[Problem statement]
What follows is a set of entries. Repeat them exactly, but not their pictures.

[Given information]
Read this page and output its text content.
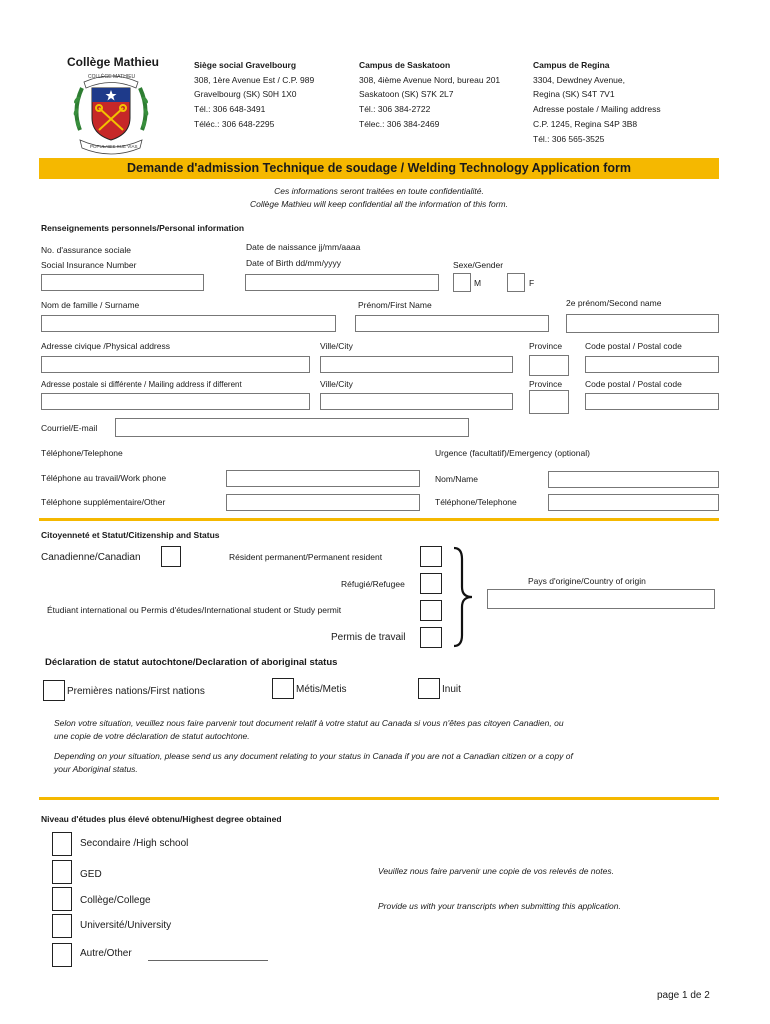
Collège Mathieu
COLLÈGE MATHIEU
POPULABIS SUE VIAS
Siège social Gravelbourg
308, 1ère Avenue Est / C.P. 989
Gravelbourg (SK) S0H 1X0
Tél.: 306 648-3491
Téléc.: 306 648-2295
Campus de Saskatoon
308, 4ième Avenue Nord, bureau 201
Saskatoon (SK) S7K 2L7
Tél.: 306 384-2722
Télec.: 306 384-2469
Campus de Regina
3304, Dewdney Avenue,
Regina (SK) S4T 7V1
Adresse postale / Mailing address
C.P. 1245, Regina S4P 3B8
Tél.: 306 565-3525
Demande d'admission Technique de soudage / Welding Technology Application form
Ces informations seront traitées en toute confidentialité.
Collège Mathieu will keep confidential all the information of this form.
Renseignements personnels/Personal information
No. d'assurance sociale
Social Insurance Number
Date de naissance jj/mm/aaaa
Date of Birth dd/mm/yyyy	Sexe/Gender
M	F
Nom de famille / Surname	Prénom/First Name	2e prénom/Second name
Adresse civique /Physical address	Ville/City	Province	Code postal / Postal code
Adresse postale si différente / Mailing address if different	Ville/City	Province	Code postal / Postal code
Courriel/E-mail
Téléphone/Telephone	Urgence (facultatif)/Emergency (optional)
Téléphone au travail/Work phone	Nom/Name
Téléphone supplémentaire/Other	Téléphone/Telephone
Citoyenneté et Statut/Citizenship and Status
Canadienne/Canadian	Résident permanent/Permanent resident
Réfugié/Refugee
Étudiant international ou Permis d'études/International student or Study permit
Permis de travail
Pays d'origine/Country of origin
Déclaration de statut autochtone/Declaration of aboriginal status
Premières nations/First nations	Métis/Metis	Inuit
Selon votre situation, veuillez nous faire parvenir tout document relatif à votre statut au Canada si vous n'êtes pas citoyen Canadien, ou
une copie de votre déclaration de statut autochtone.
Depending on your situation, please send us any document relating to your status in Canada if you are not a Canadian citizen or a copy of
your Aboriginal status.
Niveau d'études plus élevé obtenu/Highest degree obtained
Secondaire /High school
GED
Collège/College
Université/University
Autre/Other
Veuillez nous faire parvenir une copie de vos relevés de notes.
Provide us with your transcripts when submitting this application.
page 1 de 2
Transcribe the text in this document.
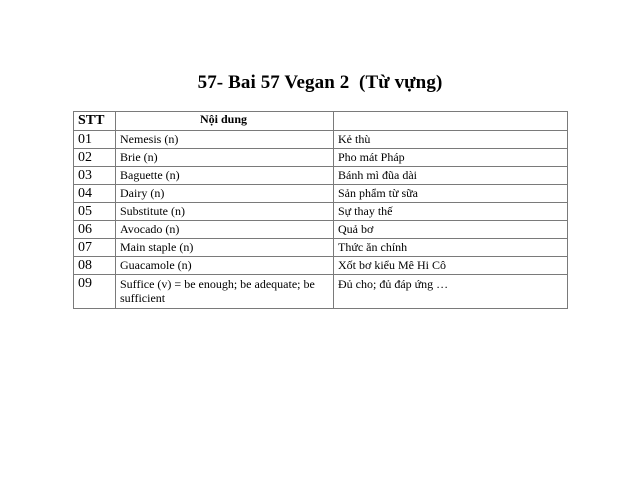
57- Bai 57 Vegan 2  (Từ vựng)
STT	Nội dung	
01	Nemesis (n)	Kẻ thù
02	Brie (n)	Pho mát Pháp
03	Baguette (n)	Bánh mì đũa dài
04	Dairy (n)	Sản phẩm từ sữa
05	Substitute (n)	Sự thay thế
06	Avocado (n)	Quả bơ
07	Main staple (n)	Thức ăn chính
08	Guacamole (n)	Xốt bơ kiểu Mê Hi Cô
09	Suffice (v) = be enough; be adequate; be sufficient	Đủ cho; đủ đáp ứng …
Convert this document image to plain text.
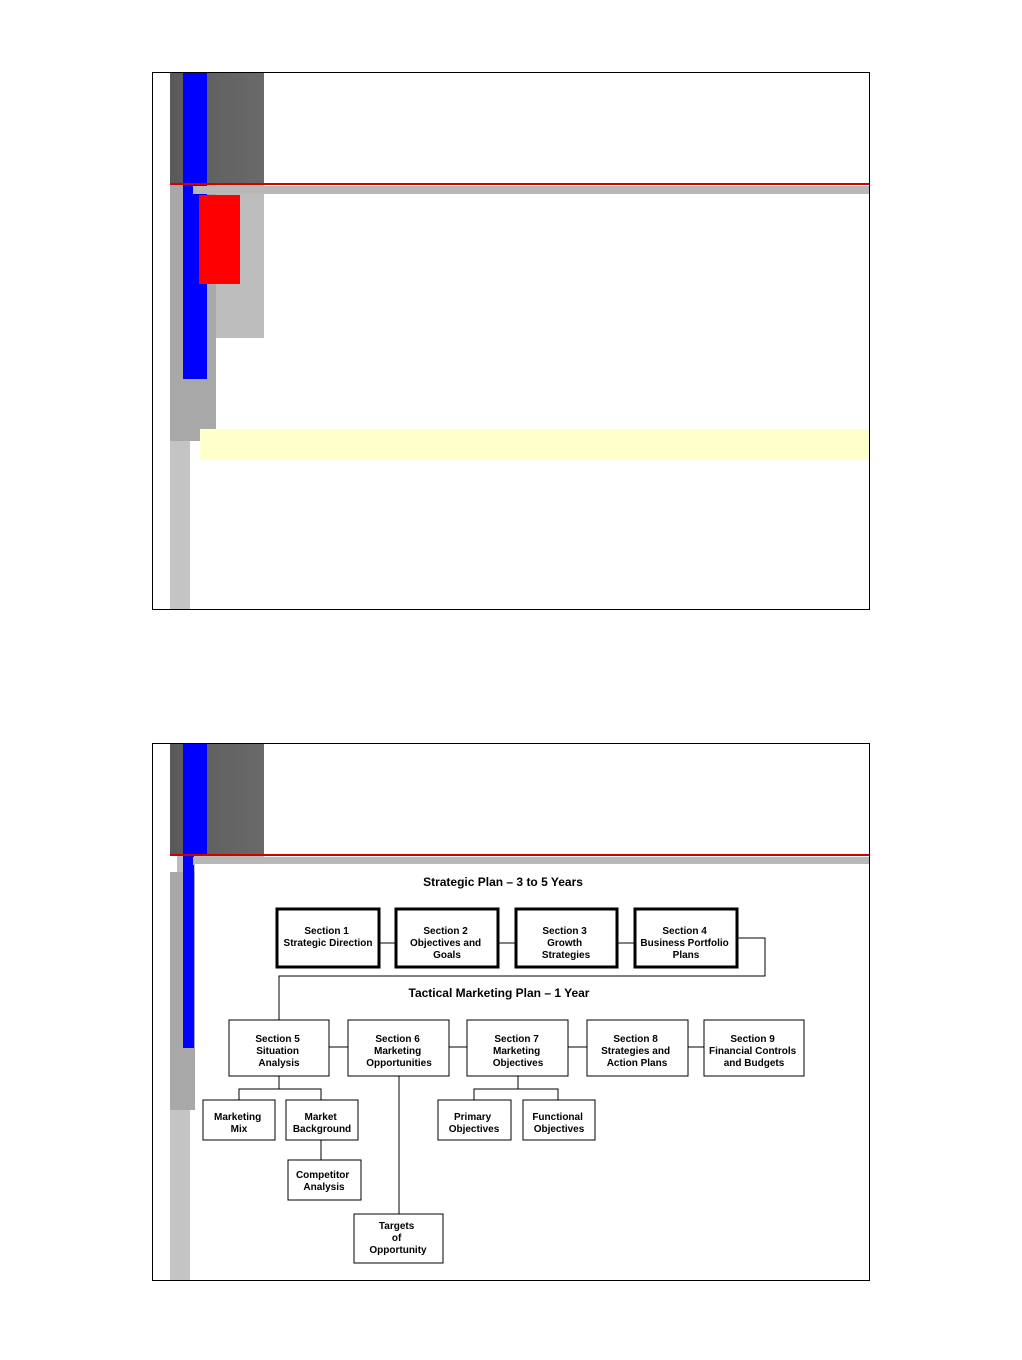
Strategic Plan – 3 to 5 Years
Tactical Marketing Plan – 1 Year
Section 1 Strategic Direction
Section 2 Objectives and Goals
Section 3 Growth Strategies
Section 4 Business Portfolio Plans
Section 5 Situation Analysis
Section 6 Marketing Opportunities
Section 7 Marketing Objectives
Section 8 Strategies and Action Plans
Section 9 Financial Controls and Budgets
Marketing Mix
Market Background
Competitor Analysis
Targets of Opportunity
Primary Objectives
Functional Objectives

[Task output]
Read this page and output its text content.
Collège Mathieu
COLLÈGE MATHIEU
POPULABIS SUE VIAS
Siège social Gravelbourg
308, 1ère Avenue Est / C.P. 989
Gravelbourg (SK) S0H 1X0
Tél.: 306 648-3491
Téléc.: 306 648-2295
Campus de Saskatoon
308, 4ième Avenue Nord, bureau 201
Saskatoon (SK) S7K 2L7
Tél.: 306 384-2722
Télec.: 306 384-2469
Campus de Regina
3304, Dewdney Avenue,
Regina (SK) S4T 7V1
Adresse postale / Mailing address
C.P. 1245, Regina S4P 3B8
Tél.: 306 565-3525
Demande d'admission Technique de soudage / Welding Technology Application form
Ces informations seront traitées en toute confidentialité.
Collège Mathieu will keep confidential all the information of this form.
Renseignements personnels/Personal information
No. d'assurance sociale
Social Insurance Number
Date de naissance jj/mm/aaaa
Date of Birth dd/mm/yyyy	Sexe/Gender
M	F
Nom de famille / Surname	Prénom/First Name	2e prénom/Second name
Adresse civique /Physical address	Ville/City	Province	Code postal / Postal code
Adresse postale si différente / Mailing address if different	Ville/City	Province	Code postal / Postal code
Courriel/E-mail
Téléphone/Telephone	Urgence (facultatif)/Emergency (optional)
Téléphone au travail/Work phone	Nom/Name
Téléphone supplémentaire/Other	Téléphone/Telephone
Citoyenneté et Statut/Citizenship and Status
Canadienne/Canadian	Résident permanent/Permanent resident
Réfugié/Refugee
Étudiant international ou Permis d'études/International student or Study permit
Permis de travail
Pays d'origine/Country of origin
Déclaration de statut autochtone/Declaration of aboriginal status
Premières nations/First nations	Métis/Metis	Inuit
Selon votre situation, veuillez nous faire parvenir tout document relatif à votre statut au Canada si vous n'êtes pas citoyen Canadien, ou
une copie de votre déclaration de statut autochtone.
Depending on your situation, please send us any document relating to your status in Canada if you are not a Canadian citizen or a copy of
your Aboriginal status.
Niveau d'études plus élevé obtenu/Highest degree obtained
Secondaire /High school
GED
Collège/College
Université/University
Autre/Other
Veuillez nous faire parvenir une copie de vos relevés de notes.
Provide us with your transcripts when submitting this application.
page 1 de 2
Transcribe the text in this document.
57- Bai 57 Vegan 2  (Từ vựng)
STT	Nội dung	
01	Nemesis (n)	Kẻ thù
02	Brie (n)	Pho mát Pháp
03	Baguette (n)	Bánh mì đũa dài
04	Dairy (n)	Sản phẩm từ sữa
05	Substitute (n)	Sự thay thế
06	Avocado (n)	Quả bơ
07	Main staple (n)	Thức ăn chính
08	Guacamole (n)	Xốt bơ kiểu Mê Hi Cô
09	Suffice (v) = be enough; be adequate; be sufficient	Đủ cho; đủ đáp ứng …
Convert this document image to plain text.
Strategic Plan – 3 to 5 Years
Tactical Marketing Plan – 1 Year
Section 1 Strategic Direction
Section 2 Objectives and Goals
Section 3 Growth Strategies
Section 4 Business Portfolio Plans
Section 5 Situation Analysis
Section 6 Marketing Opportunities
Section 7 Marketing Objectives
Section 8 Strategies and Action Plans
Section 9 Financial Controls and Budgets
Marketing Mix
Market Background
Competitor Analysis
Targets of Opportunity
Primary Objectives
Functional Objectives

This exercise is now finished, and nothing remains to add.